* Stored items
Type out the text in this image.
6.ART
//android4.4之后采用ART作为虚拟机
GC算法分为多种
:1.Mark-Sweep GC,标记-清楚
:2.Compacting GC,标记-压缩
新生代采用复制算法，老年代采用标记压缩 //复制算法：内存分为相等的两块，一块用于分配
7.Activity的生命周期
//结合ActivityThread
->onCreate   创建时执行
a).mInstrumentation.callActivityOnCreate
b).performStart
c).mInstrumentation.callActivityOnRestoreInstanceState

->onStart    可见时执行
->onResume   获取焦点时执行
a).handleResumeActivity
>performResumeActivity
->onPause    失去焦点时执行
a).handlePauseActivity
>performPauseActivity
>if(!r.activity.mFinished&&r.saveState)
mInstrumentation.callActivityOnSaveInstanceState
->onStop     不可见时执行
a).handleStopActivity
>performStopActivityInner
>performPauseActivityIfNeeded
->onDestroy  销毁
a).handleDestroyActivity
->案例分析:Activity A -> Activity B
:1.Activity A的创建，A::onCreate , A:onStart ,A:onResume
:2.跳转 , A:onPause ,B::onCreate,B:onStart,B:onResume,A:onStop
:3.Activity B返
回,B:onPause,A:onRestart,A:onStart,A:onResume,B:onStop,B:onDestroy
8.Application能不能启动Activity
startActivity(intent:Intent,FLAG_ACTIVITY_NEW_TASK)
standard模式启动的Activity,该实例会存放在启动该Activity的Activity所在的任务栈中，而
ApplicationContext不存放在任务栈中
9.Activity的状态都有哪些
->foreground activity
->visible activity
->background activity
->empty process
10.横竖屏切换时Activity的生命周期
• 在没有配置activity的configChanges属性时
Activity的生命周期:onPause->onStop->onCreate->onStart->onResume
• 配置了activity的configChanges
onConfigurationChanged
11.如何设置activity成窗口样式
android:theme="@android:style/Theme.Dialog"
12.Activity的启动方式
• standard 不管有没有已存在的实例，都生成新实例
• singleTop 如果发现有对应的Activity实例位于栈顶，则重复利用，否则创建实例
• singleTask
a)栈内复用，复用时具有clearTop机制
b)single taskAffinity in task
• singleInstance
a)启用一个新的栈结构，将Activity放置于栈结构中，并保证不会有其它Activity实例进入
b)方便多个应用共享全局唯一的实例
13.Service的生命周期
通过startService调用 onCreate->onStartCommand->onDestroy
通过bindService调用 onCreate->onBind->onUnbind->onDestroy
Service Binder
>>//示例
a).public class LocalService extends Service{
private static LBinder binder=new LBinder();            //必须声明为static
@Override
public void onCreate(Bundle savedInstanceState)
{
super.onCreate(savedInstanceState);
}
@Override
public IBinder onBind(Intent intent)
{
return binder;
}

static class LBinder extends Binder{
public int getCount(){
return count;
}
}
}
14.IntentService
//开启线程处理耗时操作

* To be done
What count of lines in the listing contain the word "LBinder"? Reply with the number only.

* Final result
2